— Exercise brief —
Look through the data below. Pick out the lines holding the string "JSON".

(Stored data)
-- Start --
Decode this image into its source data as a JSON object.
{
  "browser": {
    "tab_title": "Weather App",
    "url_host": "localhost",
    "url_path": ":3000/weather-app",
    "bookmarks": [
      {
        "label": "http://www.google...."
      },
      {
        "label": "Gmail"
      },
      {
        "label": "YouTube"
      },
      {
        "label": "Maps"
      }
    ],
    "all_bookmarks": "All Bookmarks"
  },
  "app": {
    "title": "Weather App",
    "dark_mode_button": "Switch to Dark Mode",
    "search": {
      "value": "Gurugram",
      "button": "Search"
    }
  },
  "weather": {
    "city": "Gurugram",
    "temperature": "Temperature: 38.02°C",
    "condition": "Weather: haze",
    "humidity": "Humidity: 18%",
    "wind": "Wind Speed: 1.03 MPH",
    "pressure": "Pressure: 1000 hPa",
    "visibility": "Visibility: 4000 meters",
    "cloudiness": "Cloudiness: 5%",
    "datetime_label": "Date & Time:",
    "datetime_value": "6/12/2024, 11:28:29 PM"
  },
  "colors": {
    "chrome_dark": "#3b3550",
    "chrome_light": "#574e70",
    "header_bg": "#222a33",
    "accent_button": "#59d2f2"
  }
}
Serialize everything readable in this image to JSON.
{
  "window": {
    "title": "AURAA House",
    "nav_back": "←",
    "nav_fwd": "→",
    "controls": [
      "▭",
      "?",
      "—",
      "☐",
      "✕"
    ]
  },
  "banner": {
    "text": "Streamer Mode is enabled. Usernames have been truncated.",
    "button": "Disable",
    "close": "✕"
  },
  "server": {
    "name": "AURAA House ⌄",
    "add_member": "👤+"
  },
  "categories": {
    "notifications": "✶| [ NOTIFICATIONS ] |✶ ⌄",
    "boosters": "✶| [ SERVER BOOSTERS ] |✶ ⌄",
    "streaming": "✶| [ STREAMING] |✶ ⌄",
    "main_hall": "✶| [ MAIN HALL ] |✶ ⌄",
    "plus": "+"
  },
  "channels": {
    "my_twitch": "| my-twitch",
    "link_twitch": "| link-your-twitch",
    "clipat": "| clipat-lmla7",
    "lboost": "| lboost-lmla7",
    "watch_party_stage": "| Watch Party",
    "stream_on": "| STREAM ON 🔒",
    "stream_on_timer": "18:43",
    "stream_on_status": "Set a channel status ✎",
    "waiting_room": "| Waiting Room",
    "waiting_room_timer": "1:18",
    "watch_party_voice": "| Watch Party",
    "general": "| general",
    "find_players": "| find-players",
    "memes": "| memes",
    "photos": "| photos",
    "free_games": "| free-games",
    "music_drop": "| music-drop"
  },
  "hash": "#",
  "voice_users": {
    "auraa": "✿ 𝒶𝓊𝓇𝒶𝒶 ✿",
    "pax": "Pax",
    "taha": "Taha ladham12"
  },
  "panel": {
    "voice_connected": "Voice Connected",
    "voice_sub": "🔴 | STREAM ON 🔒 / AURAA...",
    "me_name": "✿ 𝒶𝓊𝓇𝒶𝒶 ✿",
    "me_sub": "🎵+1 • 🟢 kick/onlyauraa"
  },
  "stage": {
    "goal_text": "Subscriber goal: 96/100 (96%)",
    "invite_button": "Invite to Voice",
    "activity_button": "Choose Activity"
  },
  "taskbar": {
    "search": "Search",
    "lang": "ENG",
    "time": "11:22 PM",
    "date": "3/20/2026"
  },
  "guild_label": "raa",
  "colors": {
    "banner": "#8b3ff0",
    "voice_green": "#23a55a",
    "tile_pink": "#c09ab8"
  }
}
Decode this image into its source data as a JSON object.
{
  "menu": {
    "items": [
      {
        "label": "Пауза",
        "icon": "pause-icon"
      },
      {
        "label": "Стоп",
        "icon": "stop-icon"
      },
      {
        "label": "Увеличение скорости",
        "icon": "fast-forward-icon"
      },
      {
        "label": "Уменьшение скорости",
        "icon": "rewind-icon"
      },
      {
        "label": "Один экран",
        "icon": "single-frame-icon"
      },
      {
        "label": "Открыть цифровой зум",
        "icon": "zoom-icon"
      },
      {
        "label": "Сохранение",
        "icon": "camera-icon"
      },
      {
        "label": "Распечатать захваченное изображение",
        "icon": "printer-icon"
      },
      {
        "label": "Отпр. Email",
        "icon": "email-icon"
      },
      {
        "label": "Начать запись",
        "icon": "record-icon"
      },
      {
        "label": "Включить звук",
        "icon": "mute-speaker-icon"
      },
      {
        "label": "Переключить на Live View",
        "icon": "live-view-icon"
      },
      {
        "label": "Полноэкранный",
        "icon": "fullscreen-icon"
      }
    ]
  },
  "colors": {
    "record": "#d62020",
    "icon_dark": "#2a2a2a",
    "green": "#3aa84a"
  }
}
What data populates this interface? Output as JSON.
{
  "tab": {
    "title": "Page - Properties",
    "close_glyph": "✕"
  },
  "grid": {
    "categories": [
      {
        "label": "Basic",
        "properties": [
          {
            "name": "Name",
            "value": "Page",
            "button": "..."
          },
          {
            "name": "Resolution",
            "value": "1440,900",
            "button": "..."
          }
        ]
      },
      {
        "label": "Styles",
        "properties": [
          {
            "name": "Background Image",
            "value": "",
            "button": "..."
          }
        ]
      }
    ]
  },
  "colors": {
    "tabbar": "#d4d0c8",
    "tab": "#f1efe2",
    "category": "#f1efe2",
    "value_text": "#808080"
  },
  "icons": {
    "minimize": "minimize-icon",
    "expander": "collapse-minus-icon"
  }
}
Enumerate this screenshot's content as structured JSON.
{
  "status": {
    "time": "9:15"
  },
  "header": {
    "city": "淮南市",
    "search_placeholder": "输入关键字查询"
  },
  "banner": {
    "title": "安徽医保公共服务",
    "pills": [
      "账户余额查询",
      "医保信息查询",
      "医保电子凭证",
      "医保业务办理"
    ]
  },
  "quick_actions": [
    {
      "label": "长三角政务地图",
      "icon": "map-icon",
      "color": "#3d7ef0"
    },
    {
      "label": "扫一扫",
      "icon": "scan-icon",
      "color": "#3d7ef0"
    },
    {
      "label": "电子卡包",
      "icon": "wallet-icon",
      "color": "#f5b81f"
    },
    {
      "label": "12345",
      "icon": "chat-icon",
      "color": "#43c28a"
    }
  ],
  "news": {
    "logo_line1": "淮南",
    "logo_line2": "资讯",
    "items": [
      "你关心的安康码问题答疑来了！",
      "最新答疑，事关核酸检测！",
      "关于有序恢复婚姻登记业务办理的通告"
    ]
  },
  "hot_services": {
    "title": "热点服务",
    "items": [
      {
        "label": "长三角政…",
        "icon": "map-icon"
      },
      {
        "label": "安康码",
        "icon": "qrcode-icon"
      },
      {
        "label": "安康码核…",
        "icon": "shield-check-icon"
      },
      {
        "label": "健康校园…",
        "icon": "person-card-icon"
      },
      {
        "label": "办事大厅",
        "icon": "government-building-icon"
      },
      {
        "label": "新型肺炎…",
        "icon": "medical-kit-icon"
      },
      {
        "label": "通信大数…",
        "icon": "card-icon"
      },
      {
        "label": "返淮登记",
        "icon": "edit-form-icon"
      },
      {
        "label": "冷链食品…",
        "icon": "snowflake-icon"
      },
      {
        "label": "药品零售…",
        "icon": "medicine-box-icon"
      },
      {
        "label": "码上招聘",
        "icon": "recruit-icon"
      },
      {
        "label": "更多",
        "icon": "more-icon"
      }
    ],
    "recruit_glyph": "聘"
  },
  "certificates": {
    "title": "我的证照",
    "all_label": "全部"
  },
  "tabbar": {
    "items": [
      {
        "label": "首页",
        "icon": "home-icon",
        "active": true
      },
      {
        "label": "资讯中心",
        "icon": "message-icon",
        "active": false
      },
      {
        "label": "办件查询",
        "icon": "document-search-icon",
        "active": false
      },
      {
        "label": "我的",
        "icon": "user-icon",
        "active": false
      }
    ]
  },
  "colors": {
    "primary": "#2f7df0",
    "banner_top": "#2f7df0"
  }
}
-- End --
— Reply to the task —
Decode this image into its source data as a JSON object.
Serialize everything readable in this image to JSON.
Decode this image into its source data as a JSON object.
What data populates this interface? Output as JSON.
Enumerate this screenshot's content as structured JSON.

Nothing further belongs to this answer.